→ Instructions to follow
Return only the count of lines in which the word "value" appears.

— START Extracted records —

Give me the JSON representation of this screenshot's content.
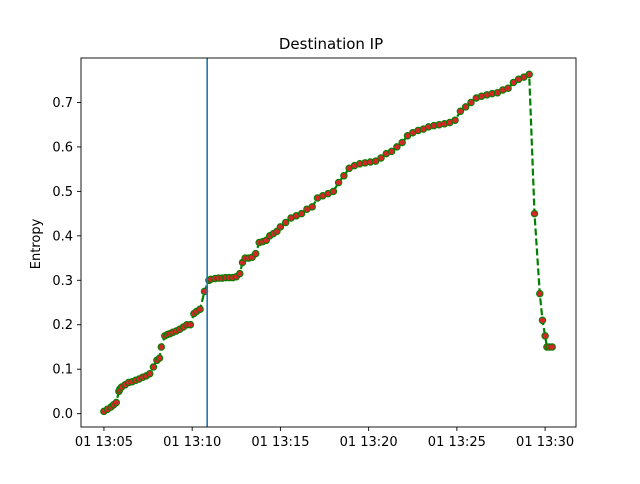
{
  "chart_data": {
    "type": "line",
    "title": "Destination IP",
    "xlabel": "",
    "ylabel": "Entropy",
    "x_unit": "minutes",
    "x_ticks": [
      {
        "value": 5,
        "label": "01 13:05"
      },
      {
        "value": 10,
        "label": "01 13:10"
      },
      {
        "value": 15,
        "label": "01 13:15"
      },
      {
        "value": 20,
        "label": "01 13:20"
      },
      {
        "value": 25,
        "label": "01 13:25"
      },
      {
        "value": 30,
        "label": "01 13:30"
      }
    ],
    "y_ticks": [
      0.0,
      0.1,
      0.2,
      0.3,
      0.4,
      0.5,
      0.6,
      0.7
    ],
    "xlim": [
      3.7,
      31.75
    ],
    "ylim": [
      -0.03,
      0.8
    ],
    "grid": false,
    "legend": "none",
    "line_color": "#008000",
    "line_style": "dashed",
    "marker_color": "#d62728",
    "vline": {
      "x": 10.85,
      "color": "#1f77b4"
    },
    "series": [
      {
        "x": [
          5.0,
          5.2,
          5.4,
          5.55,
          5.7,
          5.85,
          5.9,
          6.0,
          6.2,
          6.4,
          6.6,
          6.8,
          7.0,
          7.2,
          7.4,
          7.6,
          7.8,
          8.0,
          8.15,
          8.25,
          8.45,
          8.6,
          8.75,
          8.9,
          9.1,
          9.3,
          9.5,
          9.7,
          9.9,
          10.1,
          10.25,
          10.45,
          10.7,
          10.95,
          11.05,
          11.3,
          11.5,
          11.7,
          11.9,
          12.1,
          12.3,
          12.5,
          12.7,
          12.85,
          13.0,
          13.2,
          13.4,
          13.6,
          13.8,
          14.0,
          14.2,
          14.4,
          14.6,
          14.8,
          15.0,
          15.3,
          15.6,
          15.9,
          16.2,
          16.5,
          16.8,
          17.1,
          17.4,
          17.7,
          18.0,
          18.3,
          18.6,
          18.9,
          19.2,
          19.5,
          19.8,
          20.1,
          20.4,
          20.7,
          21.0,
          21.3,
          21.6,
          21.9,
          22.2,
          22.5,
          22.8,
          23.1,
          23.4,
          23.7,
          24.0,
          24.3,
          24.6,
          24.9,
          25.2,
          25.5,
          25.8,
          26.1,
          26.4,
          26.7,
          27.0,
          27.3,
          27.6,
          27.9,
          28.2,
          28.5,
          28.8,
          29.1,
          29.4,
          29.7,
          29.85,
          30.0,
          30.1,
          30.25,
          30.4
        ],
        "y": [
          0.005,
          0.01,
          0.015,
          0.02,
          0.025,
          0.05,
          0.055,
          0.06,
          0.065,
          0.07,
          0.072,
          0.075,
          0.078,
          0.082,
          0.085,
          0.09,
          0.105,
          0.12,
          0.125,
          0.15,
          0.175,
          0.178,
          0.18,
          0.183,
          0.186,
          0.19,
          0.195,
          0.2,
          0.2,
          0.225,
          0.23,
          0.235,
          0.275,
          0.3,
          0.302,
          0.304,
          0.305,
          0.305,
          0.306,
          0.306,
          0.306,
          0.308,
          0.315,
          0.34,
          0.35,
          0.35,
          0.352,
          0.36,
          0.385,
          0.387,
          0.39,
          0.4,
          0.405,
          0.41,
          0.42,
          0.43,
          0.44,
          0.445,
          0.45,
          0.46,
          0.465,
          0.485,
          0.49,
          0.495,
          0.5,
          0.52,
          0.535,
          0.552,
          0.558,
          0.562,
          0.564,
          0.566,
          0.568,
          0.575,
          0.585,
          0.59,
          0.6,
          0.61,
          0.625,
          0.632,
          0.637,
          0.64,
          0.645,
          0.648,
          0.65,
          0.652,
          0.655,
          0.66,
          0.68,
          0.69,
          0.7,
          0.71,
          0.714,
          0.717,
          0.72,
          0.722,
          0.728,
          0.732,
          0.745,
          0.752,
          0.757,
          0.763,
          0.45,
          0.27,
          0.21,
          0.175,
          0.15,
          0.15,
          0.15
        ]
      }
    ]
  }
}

— END Extracted records —

→ Result below
6